#### Set exercise
Skip every image and restate the data word for word.

───── Data for this task ─────

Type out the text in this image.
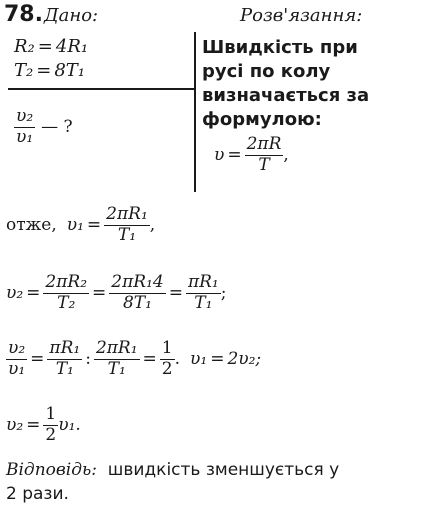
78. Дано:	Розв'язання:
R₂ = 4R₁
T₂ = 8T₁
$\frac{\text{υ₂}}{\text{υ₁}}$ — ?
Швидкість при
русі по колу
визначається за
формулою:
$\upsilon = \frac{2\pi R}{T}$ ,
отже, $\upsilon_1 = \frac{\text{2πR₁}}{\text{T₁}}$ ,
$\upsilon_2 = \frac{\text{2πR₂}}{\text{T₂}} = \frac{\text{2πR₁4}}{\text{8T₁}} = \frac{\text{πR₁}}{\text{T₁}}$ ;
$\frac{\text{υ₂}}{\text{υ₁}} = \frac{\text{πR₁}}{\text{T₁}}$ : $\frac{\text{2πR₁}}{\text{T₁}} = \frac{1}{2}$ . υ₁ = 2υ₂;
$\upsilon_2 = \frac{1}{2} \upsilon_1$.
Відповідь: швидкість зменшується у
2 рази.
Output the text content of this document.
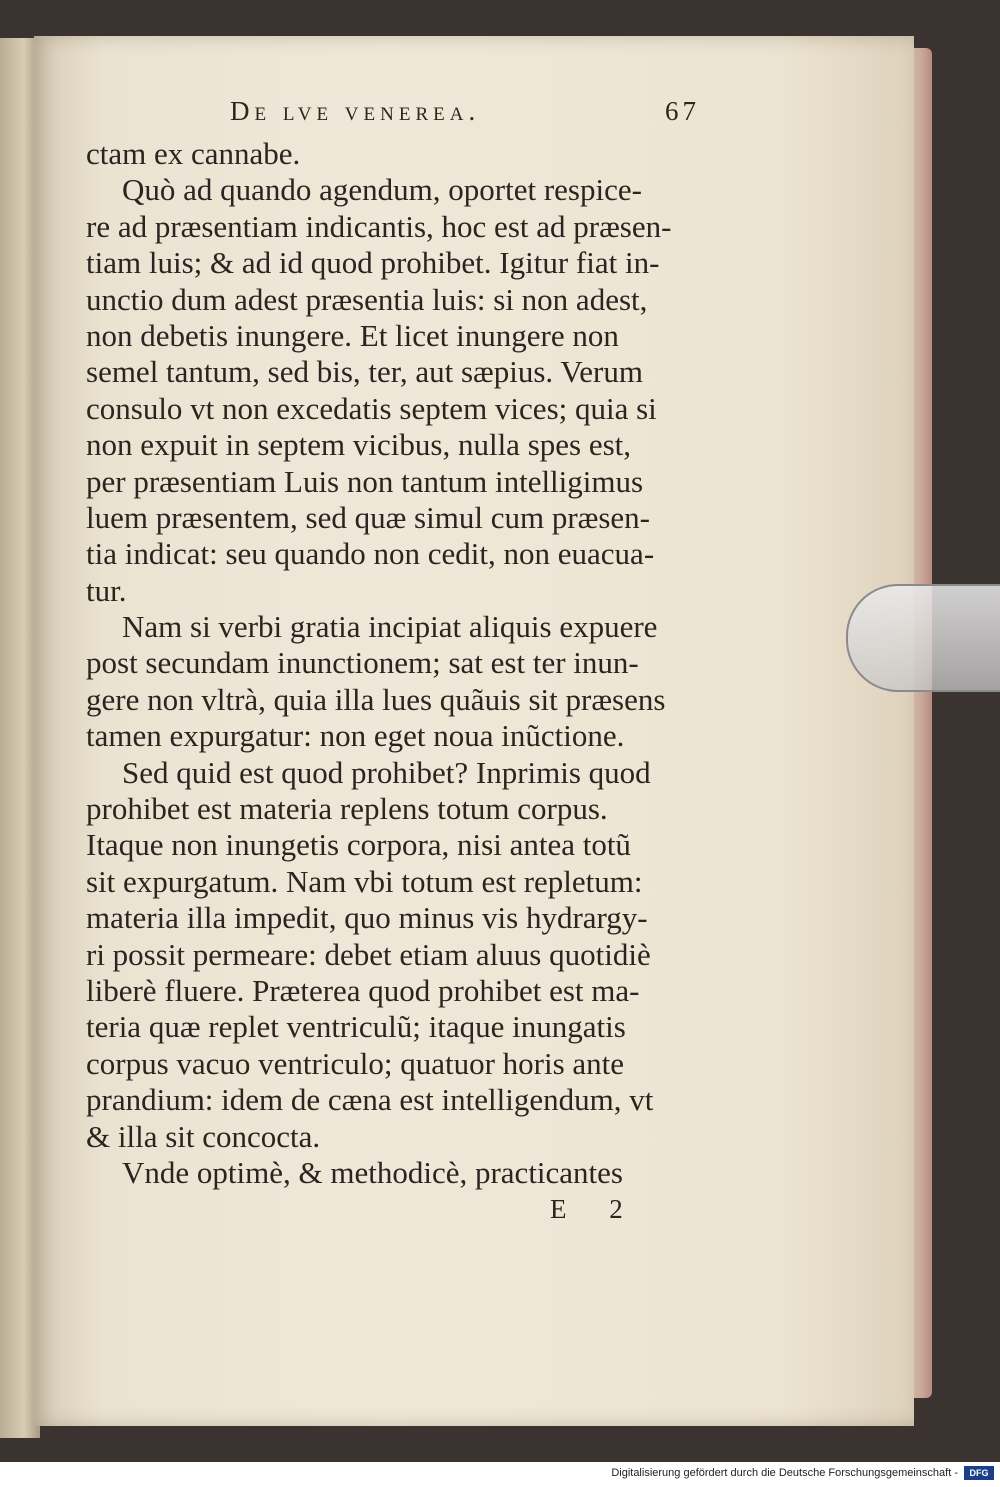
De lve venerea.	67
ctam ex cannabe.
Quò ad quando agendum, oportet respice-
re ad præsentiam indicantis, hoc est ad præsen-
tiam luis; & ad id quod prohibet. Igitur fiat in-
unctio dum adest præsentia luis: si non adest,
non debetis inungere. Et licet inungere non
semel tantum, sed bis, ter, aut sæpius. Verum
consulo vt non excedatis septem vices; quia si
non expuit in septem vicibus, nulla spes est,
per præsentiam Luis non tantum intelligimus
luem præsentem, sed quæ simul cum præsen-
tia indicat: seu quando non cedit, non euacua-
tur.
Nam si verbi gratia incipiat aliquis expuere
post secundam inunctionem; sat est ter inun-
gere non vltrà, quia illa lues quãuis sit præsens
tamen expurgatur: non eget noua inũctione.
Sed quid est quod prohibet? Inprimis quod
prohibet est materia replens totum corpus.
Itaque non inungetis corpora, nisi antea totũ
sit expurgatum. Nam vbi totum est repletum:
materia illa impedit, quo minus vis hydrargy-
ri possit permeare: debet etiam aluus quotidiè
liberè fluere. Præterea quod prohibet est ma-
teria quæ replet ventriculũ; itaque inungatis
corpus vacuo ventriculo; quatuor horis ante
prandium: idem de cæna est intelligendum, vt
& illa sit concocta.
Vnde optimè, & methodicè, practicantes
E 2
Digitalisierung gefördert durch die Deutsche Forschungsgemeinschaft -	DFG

─────

#### Reply to the task
Type out the text in this image.
78. Дано:	Розв'язання:
R₂ = 4R₁
T₂ = 8T₁
$\frac{\text{υ₂}}{\text{υ₁}}$ — ?
Швидкість при
русі по колу
визначається за
формулою:
$\upsilon = \frac{2\pi R}{T}$ ,
отже, $\upsilon_1 = \frac{\text{2πR₁}}{\text{T₁}}$ ,
$\upsilon_2 = \frac{\text{2πR₂}}{\text{T₂}} = \frac{\text{2πR₁4}}{\text{8T₁}} = \frac{\text{πR₁}}{\text{T₁}}$ ;
$\frac{\text{υ₂}}{\text{υ₁}} = \frac{\text{πR₁}}{\text{T₁}}$ : $\frac{\text{2πR₁}}{\text{T₁}} = \frac{1}{2}$ . υ₁ = 2υ₂;
$\upsilon_2 = \frac{1}{2} \upsilon_1$.
Відповідь: швидкість зменшується у
2 рази.
Output the text content of this document.
De lve venerea.	67
ctam ex cannabe.
Quò ad quando agendum, oportet respice-
re ad præsentiam indicantis, hoc est ad præsen-
tiam luis; & ad id quod prohibet. Igitur fiat in-
unctio dum adest præsentia luis: si non adest,
non debetis inungere. Et licet inungere non
semel tantum, sed bis, ter, aut sæpius. Verum
consulo vt non excedatis septem vices; quia si
non expuit in septem vicibus, nulla spes est,
per præsentiam Luis non tantum intelligimus
luem præsentem, sed quæ simul cum præsen-
tia indicat: seu quando non cedit, non euacua-
tur.
Nam si verbi gratia incipiat aliquis expuere
post secundam inunctionem; sat est ter inun-
gere non vltrà, quia illa lues quãuis sit præsens
tamen expurgatur: non eget noua inũctione.
Sed quid est quod prohibet? Inprimis quod
prohibet est materia replens totum corpus.
Itaque non inungetis corpora, nisi antea totũ
sit expurgatum. Nam vbi totum est repletum:
materia illa impedit, quo minus vis hydrargy-
ri possit permeare: debet etiam aluus quotidiè
liberè fluere. Præterea quod prohibet est ma-
teria quæ replet ventriculũ; itaque inungatis
corpus vacuo ventriculo; quatuor horis ante
prandium: idem de cæna est intelligendum, vt
& illa sit concocta.
Vnde optimè, & methodicè, practicantes
E 2
Digitalisierung gefördert durch die Deutsche Forschungsgemeinschaft -	DFG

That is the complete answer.